**What is being asked**. Quote the data below in full, please, without altering anything.

**Materials provided**.
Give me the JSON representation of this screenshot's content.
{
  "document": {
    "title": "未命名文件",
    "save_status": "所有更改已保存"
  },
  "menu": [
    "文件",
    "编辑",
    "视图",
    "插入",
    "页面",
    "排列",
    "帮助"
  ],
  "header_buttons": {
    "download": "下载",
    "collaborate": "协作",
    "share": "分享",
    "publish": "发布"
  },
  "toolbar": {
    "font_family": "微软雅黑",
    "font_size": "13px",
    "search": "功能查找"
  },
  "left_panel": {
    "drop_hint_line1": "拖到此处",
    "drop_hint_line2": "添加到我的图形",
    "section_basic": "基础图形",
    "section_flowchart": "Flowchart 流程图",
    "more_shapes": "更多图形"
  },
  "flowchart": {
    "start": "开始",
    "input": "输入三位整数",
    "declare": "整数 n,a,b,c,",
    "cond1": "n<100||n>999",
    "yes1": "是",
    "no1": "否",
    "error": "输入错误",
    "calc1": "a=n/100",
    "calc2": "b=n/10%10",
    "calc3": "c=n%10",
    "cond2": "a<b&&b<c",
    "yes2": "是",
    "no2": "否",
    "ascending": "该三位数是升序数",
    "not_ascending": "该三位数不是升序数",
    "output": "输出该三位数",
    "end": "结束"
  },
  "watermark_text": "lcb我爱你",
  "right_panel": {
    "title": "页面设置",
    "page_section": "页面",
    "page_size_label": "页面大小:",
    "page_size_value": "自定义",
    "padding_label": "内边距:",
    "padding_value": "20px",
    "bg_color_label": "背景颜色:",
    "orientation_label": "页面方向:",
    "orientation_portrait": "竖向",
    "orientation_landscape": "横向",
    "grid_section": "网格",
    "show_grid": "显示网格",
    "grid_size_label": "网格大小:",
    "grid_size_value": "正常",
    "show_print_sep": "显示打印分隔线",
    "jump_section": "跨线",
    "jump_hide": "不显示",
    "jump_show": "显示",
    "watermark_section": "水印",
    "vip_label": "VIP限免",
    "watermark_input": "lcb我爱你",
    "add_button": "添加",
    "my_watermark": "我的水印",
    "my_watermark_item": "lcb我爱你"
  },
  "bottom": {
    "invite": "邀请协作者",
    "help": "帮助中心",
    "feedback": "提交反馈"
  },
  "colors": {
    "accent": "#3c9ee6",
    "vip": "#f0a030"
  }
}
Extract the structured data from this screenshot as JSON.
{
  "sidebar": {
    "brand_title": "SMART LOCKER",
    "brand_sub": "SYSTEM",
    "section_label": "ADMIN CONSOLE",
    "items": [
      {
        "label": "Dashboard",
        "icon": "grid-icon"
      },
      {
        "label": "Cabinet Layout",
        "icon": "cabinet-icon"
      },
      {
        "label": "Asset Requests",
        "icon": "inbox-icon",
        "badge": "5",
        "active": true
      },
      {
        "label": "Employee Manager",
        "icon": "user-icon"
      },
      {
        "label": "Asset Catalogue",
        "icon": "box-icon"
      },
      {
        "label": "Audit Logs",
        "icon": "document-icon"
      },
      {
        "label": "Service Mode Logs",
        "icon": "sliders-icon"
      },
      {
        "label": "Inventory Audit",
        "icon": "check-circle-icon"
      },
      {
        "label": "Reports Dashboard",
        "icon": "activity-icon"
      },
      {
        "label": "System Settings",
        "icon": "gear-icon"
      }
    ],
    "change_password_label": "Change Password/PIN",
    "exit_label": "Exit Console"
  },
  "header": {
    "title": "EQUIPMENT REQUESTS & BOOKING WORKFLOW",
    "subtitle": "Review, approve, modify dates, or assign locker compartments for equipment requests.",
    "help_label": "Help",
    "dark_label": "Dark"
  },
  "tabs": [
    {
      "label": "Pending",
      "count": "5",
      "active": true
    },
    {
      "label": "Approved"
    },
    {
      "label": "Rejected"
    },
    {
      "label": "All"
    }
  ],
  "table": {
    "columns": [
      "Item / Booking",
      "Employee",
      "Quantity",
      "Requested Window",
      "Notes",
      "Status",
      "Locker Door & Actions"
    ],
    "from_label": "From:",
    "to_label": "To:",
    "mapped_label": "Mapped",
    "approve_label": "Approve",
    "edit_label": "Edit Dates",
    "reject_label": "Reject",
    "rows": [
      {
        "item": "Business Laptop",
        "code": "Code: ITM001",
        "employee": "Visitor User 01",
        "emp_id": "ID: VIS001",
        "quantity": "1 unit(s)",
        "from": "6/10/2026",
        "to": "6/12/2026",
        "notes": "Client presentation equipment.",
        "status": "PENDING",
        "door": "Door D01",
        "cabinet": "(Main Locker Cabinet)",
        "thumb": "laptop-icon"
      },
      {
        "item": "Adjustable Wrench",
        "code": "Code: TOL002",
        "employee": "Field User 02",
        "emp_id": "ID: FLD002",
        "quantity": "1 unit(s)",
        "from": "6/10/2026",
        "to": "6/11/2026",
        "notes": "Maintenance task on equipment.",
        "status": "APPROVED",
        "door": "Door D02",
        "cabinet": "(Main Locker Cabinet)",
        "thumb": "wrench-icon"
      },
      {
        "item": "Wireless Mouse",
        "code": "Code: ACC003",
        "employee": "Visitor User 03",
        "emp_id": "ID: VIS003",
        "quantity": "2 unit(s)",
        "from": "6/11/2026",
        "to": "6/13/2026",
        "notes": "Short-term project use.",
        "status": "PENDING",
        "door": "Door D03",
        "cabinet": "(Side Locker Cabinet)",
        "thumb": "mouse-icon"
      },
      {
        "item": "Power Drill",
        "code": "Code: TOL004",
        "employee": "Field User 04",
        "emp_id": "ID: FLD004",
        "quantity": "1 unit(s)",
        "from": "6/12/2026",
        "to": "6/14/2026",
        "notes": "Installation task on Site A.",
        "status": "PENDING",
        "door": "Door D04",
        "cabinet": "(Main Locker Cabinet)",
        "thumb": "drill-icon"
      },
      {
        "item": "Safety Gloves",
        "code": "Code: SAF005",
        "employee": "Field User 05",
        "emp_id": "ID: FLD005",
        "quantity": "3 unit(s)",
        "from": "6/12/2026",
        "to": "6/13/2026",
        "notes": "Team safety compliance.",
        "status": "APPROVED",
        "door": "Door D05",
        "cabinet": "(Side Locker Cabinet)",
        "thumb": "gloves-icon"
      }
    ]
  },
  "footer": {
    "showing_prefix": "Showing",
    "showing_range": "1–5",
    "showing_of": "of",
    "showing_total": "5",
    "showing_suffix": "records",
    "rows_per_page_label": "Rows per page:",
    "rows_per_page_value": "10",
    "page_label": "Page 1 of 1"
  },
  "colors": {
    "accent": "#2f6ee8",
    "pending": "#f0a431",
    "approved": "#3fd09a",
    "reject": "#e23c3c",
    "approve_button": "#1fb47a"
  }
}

**Answer to the problem**.
Give me the JSON representation of this screenshot's content.
{
  "document": {
    "title": "未命名文件",
    "save_status": "所有更改已保存"
  },
  "menu": [
    "文件",
    "编辑",
    "视图",
    "插入",
    "页面",
    "排列",
    "帮助"
  ],
  "header_buttons": {
    "download": "下载",
    "collaborate": "协作",
    "share": "分享",
    "publish": "发布"
  },
  "toolbar": {
    "font_family": "微软雅黑",
    "font_size": "13px",
    "search": "功能查找"
  },
  "left_panel": {
    "drop_hint_line1": "拖到此处",
    "drop_hint_line2": "添加到我的图形",
    "section_basic": "基础图形",
    "section_flowchart": "Flowchart 流程图",
    "more_shapes": "更多图形"
  },
  "flowchart": {
    "start": "开始",
    "input": "输入三位整数",
    "declare": "整数 n,a,b,c,",
    "cond1": "n<100||n>999",
    "yes1": "是",
    "no1": "否",
    "error": "输入错误",
    "calc1": "a=n/100",
    "calc2": "b=n/10%10",
    "calc3": "c=n%10",
    "cond2": "a<b&&b<c",
    "yes2": "是",
    "no2": "否",
    "ascending": "该三位数是升序数",
    "not_ascending": "该三位数不是升序数",
    "output": "输出该三位数",
    "end": "结束"
  },
  "watermark_text": "lcb我爱你",
  "right_panel": {
    "title": "页面设置",
    "page_section": "页面",
    "page_size_label": "页面大小:",
    "page_size_value": "自定义",
    "padding_label": "内边距:",
    "padding_value": "20px",
    "bg_color_label": "背景颜色:",
    "orientation_label": "页面方向:",
    "orientation_portrait": "竖向",
    "orientation_landscape": "横向",
    "grid_section": "网格",
    "show_grid": "显示网格",
    "grid_size_label": "网格大小:",
    "grid_size_value": "正常",
    "show_print_sep": "显示打印分隔线",
    "jump_section": "跨线",
    "jump_hide": "不显示",
    "jump_show": "显示",
    "watermark_section": "水印",
    "vip_label": "VIP限免",
    "watermark_input": "lcb我爱你",
    "add_button": "添加",
    "my_watermark": "我的水印",
    "my_watermark_item": "lcb我爱你"
  },
  "bottom": {
    "invite": "邀请协作者",
    "help": "帮助中心",
    "feedback": "提交反馈"
  },
  "colors": {
    "accent": "#3c9ee6",
    "vip": "#f0a030"
  }
}
Extract the structured data from this screenshot as JSON.
{
  "sidebar": {
    "brand_title": "SMART LOCKER",
    "brand_sub": "SYSTEM",
    "section_label": "ADMIN CONSOLE",
    "items": [
      {
        "label": "Dashboard",
        "icon": "grid-icon"
      },
      {
        "label": "Cabinet Layout",
        "icon": "cabinet-icon"
      },
      {
        "label": "Asset Requests",
        "icon": "inbox-icon",
        "badge": "5",
        "active": true
      },
      {
        "label": "Employee Manager",
        "icon": "user-icon"
      },
      {
        "label": "Asset Catalogue",
        "icon": "box-icon"
      },
      {
        "label": "Audit Logs",
        "icon": "document-icon"
      },
      {
        "label": "Service Mode Logs",
        "icon": "sliders-icon"
      },
      {
        "label": "Inventory Audit",
        "icon": "check-circle-icon"
      },
      {
        "label": "Reports Dashboard",
        "icon": "activity-icon"
      },
      {
        "label": "System Settings",
        "icon": "gear-icon"
      }
    ],
    "change_password_label": "Change Password/PIN",
    "exit_label": "Exit Console"
  },
  "header": {
    "title": "EQUIPMENT REQUESTS & BOOKING WORKFLOW",
    "subtitle": "Review, approve, modify dates, or assign locker compartments for equipment requests.",
    "help_label": "Help",
    "dark_label": "Dark"
  },
  "tabs": [
    {
      "label": "Pending",
      "count": "5",
      "active": true
    },
    {
      "label": "Approved"
    },
    {
      "label": "Rejected"
    },
    {
      "label": "All"
    }
  ],
  "table": {
    "columns": [
      "Item / Booking",
      "Employee",
      "Quantity",
      "Requested Window",
      "Notes",
      "Status",
      "Locker Door & Actions"
    ],
    "from_label": "From:",
    "to_label": "To:",
    "mapped_label": "Mapped",
    "approve_label": "Approve",
    "edit_label": "Edit Dates",
    "reject_label": "Reject",
    "rows": [
      {
        "item": "Business Laptop",
        "code": "Code: ITM001",
        "employee": "Visitor User 01",
        "emp_id": "ID: VIS001",
        "quantity": "1 unit(s)",
        "from": "6/10/2026",
        "to": "6/12/2026",
        "notes": "Client presentation equipment.",
        "status": "PENDING",
        "door": "Door D01",
        "cabinet": "(Main Locker Cabinet)",
        "thumb": "laptop-icon"
      },
      {
        "item": "Adjustable Wrench",
        "code": "Code: TOL002",
        "employee": "Field User 02",
        "emp_id": "ID: FLD002",
        "quantity": "1 unit(s)",
        "from": "6/10/2026",
        "to": "6/11/2026",
        "notes": "Maintenance task on equipment.",
        "status": "APPROVED",
        "door": "Door D02",
        "cabinet": "(Main Locker Cabinet)",
        "thumb": "wrench-icon"
      },
      {
        "item": "Wireless Mouse",
        "code": "Code: ACC003",
        "employee": "Visitor User 03",
        "emp_id": "ID: VIS003",
        "quantity": "2 unit(s)",
        "from": "6/11/2026",
        "to": "6/13/2026",
        "notes": "Short-term project use.",
        "status": "PENDING",
        "door": "Door D03",
        "cabinet": "(Side Locker Cabinet)",
        "thumb": "mouse-icon"
      },
      {
        "item": "Power Drill",
        "code": "Code: TOL004",
        "employee": "Field User 04",
        "emp_id": "ID: FLD004",
        "quantity": "1 unit(s)",
        "from": "6/12/2026",
        "to": "6/14/2026",
        "notes": "Installation task on Site A.",
        "status": "PENDING",
        "door": "Door D04",
        "cabinet": "(Main Locker Cabinet)",
        "thumb": "drill-icon"
      },
      {
        "item": "Safety Gloves",
        "code": "Code: SAF005",
        "employee": "Field User 05",
        "emp_id": "ID: FLD005",
        "quantity": "3 unit(s)",
        "from": "6/12/2026",
        "to": "6/13/2026",
        "notes": "Team safety compliance.",
        "status": "APPROVED",
        "door": "Door D05",
        "cabinet": "(Side Locker Cabinet)",
        "thumb": "gloves-icon"
      }
    ]
  },
  "footer": {
    "showing_prefix": "Showing",
    "showing_range": "1–5",
    "showing_of": "of",
    "showing_total": "5",
    "showing_suffix": "records",
    "rows_per_page_label": "Rows per page:",
    "rows_per_page_value": "10",
    "page_label": "Page 1 of 1"
  },
  "colors": {
    "accent": "#2f6ee8",
    "pending": "#f0a431",
    "approved": "#3fd09a",
    "reject": "#e23c3c",
    "approve_button": "#1fb47a"
  }
}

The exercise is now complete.